**Problem to work on:**
Emit the entire listing verbatim.

---- Data extract

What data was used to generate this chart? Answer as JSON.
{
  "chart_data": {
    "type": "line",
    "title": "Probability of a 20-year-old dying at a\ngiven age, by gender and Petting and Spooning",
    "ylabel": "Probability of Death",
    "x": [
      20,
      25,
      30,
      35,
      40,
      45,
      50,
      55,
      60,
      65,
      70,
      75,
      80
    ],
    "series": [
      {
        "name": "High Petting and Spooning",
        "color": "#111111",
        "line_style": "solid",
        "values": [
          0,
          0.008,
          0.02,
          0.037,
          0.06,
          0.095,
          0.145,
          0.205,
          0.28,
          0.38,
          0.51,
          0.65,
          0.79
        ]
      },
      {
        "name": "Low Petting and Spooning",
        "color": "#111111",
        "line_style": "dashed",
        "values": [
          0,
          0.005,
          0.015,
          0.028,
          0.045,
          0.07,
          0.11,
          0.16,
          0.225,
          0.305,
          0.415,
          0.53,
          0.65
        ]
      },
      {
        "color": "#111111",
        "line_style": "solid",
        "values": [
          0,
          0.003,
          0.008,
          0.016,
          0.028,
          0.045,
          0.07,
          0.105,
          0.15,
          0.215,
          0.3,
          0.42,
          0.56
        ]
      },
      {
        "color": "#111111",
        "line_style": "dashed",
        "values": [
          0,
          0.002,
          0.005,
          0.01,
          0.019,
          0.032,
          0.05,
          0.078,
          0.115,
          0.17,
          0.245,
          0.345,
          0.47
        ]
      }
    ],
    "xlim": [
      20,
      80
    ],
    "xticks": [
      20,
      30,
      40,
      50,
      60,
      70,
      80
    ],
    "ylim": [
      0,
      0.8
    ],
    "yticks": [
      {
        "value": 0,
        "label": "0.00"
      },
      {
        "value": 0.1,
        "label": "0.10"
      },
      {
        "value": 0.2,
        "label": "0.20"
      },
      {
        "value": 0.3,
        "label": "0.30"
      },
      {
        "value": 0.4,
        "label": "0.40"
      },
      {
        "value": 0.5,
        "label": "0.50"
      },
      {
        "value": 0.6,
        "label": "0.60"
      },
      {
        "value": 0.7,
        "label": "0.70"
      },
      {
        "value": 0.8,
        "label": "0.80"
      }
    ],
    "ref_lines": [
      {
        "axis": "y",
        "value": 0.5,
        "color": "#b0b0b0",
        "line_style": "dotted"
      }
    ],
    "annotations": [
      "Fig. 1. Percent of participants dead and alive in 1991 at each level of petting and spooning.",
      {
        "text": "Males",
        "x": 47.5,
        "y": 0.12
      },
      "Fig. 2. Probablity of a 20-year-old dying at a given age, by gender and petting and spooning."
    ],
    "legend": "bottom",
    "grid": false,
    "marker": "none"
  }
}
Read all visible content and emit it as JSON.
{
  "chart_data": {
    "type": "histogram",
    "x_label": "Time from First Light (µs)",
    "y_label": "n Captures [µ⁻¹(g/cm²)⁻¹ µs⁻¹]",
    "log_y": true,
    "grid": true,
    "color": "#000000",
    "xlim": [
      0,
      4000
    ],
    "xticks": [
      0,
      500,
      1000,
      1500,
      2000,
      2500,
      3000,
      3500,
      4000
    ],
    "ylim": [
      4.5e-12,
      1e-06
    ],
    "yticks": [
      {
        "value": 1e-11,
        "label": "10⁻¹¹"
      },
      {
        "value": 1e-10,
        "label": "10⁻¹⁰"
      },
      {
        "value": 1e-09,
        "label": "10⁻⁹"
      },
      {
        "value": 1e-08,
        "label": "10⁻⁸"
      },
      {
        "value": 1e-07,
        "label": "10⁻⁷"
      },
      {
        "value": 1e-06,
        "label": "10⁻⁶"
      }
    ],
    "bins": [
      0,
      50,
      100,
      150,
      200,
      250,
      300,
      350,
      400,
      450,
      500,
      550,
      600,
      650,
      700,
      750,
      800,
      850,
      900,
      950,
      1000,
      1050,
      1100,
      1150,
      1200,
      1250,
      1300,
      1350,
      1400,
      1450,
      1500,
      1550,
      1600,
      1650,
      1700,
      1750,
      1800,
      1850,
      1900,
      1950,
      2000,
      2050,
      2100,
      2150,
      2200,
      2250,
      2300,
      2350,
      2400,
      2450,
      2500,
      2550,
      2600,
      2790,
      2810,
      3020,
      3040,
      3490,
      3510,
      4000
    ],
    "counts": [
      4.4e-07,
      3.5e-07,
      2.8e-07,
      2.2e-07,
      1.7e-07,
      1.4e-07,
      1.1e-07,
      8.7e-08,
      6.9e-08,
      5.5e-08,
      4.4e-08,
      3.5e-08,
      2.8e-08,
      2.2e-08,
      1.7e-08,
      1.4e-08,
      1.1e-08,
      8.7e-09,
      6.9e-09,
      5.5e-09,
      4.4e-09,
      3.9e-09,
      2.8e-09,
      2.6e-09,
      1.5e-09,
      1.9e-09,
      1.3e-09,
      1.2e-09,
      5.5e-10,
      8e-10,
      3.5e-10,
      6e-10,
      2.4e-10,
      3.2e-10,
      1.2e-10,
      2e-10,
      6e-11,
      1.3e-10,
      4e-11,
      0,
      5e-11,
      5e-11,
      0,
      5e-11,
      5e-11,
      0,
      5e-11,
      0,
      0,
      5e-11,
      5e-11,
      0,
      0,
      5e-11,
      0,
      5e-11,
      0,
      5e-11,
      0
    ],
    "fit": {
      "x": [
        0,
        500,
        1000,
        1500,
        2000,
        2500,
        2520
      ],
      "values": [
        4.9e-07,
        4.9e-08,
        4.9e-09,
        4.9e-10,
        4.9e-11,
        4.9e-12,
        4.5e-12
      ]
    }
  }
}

--------

**Correct response:**
What data was used to generate this chart? Answer as JSON.
{
  "chart_data": {
    "type": "line",
    "title": "Probability of a 20-year-old dying at a\ngiven age, by gender and Petting and Spooning",
    "ylabel": "Probability of Death",
    "x": [
      20,
      25,
      30,
      35,
      40,
      45,
      50,
      55,
      60,
      65,
      70,
      75,
      80
    ],
    "series": [
      {
        "name": "High Petting and Spooning",
        "color": "#111111",
        "line_style": "solid",
        "values": [
          0,
          0.008,
          0.02,
          0.037,
          0.06,
          0.095,
          0.145,
          0.205,
          0.28,
          0.38,
          0.51,
          0.65,
          0.79
        ]
      },
      {
        "name": "Low Petting and Spooning",
        "color": "#111111",
        "line_style": "dashed",
        "values": [
          0,
          0.005,
          0.015,
          0.028,
          0.045,
          0.07,
          0.11,
          0.16,
          0.225,
          0.305,
          0.415,
          0.53,
          0.65
        ]
      },
      {
        "color": "#111111",
        "line_style": "solid",
        "values": [
          0,
          0.003,
          0.008,
          0.016,
          0.028,
          0.045,
          0.07,
          0.105,
          0.15,
          0.215,
          0.3,
          0.42,
          0.56
        ]
      },
      {
        "color": "#111111",
        "line_style": "dashed",
        "values": [
          0,
          0.002,
          0.005,
          0.01,
          0.019,
          0.032,
          0.05,
          0.078,
          0.115,
          0.17,
          0.245,
          0.345,
          0.47
        ]
      }
    ],
    "xlim": [
      20,
      80
    ],
    "xticks": [
      20,
      30,
      40,
      50,
      60,
      70,
      80
    ],
    "ylim": [
      0,
      0.8
    ],
    "yticks": [
      {
        "value": 0,
        "label": "0.00"
      },
      {
        "value": 0.1,
        "label": "0.10"
      },
      {
        "value": 0.2,
        "label": "0.20"
      },
      {
        "value": 0.3,
        "label": "0.30"
      },
      {
        "value": 0.4,
        "label": "0.40"
      },
      {
        "value": 0.5,
        "label": "0.50"
      },
      {
        "value": 0.6,
        "label": "0.60"
      },
      {
        "value": 0.7,
        "label": "0.70"
      },
      {
        "value": 0.8,
        "label": "0.80"
      }
    ],
    "ref_lines": [
      {
        "axis": "y",
        "value": 0.5,
        "color": "#b0b0b0",
        "line_style": "dotted"
      }
    ],
    "annotations": [
      "Fig. 1. Percent of participants dead and alive in 1991 at each level of petting and spooning.",
      {
        "text": "Males",
        "x": 47.5,
        "y": 0.12
      },
      "Fig. 2. Probablity of a 20-year-old dying at a given age, by gender and petting and spooning."
    ],
    "legend": "bottom",
    "grid": false,
    "marker": "none"
  }
}
Read all visible content and emit it as JSON.
{
  "chart_data": {
    "type": "histogram",
    "x_label": "Time from First Light (µs)",
    "y_label": "n Captures [µ⁻¹(g/cm²)⁻¹ µs⁻¹]",
    "log_y": true,
    "grid": true,
    "color": "#000000",
    "xlim": [
      0,
      4000
    ],
    "xticks": [
      0,
      500,
      1000,
      1500,
      2000,
      2500,
      3000,
      3500,
      4000
    ],
    "ylim": [
      4.5e-12,
      1e-06
    ],
    "yticks": [
      {
        "value": 1e-11,
        "label": "10⁻¹¹"
      },
      {
        "value": 1e-10,
        "label": "10⁻¹⁰"
      },
      {
        "value": 1e-09,
        "label": "10⁻⁹"
      },
      {
        "value": 1e-08,
        "label": "10⁻⁸"
      },
      {
        "value": 1e-07,
        "label": "10⁻⁷"
      },
      {
        "value": 1e-06,
        "label": "10⁻⁶"
      }
    ],
    "bins": [
      0,
      50,
      100,
      150,
      200,
      250,
      300,
      350,
      400,
      450,
      500,
      550,
      600,
      650,
      700,
      750,
      800,
      850,
      900,
      950,
      1000,
      1050,
      1100,
      1150,
      1200,
      1250,
      1300,
      1350,
      1400,
      1450,
      1500,
      1550,
      1600,
      1650,
      1700,
      1750,
      1800,
      1850,
      1900,
      1950,
      2000,
      2050,
      2100,
      2150,
      2200,
      2250,
      2300,
      2350,
      2400,
      2450,
      2500,
      2550,
      2600,
      2790,
      2810,
      3020,
      3040,
      3490,
      3510,
      4000
    ],
    "counts": [
      4.4e-07,
      3.5e-07,
      2.8e-07,
      2.2e-07,
      1.7e-07,
      1.4e-07,
      1.1e-07,
      8.7e-08,
      6.9e-08,
      5.5e-08,
      4.4e-08,
      3.5e-08,
      2.8e-08,
      2.2e-08,
      1.7e-08,
      1.4e-08,
      1.1e-08,
      8.7e-09,
      6.9e-09,
      5.5e-09,
      4.4e-09,
      3.9e-09,
      2.8e-09,
      2.6e-09,
      1.5e-09,
      1.9e-09,
      1.3e-09,
      1.2e-09,
      5.5e-10,
      8e-10,
      3.5e-10,
      6e-10,
      2.4e-10,
      3.2e-10,
      1.2e-10,
      2e-10,
      6e-11,
      1.3e-10,
      4e-11,
      0,
      5e-11,
      5e-11,
      0,
      5e-11,
      5e-11,
      0,
      5e-11,
      0,
      0,
      5e-11,
      5e-11,
      0,
      0,
      5e-11,
      0,
      5e-11,
      0,
      5e-11,
      0
    ],
    "fit": {
      "x": [
        0,
        500,
        1000,
        1500,
        2000,
        2500,
        2520
      ],
      "values": [
        4.9e-07,
        4.9e-08,
        4.9e-09,
        4.9e-10,
        4.9e-11,
        4.9e-12,
        4.5e-12
      ]
    }
  }
}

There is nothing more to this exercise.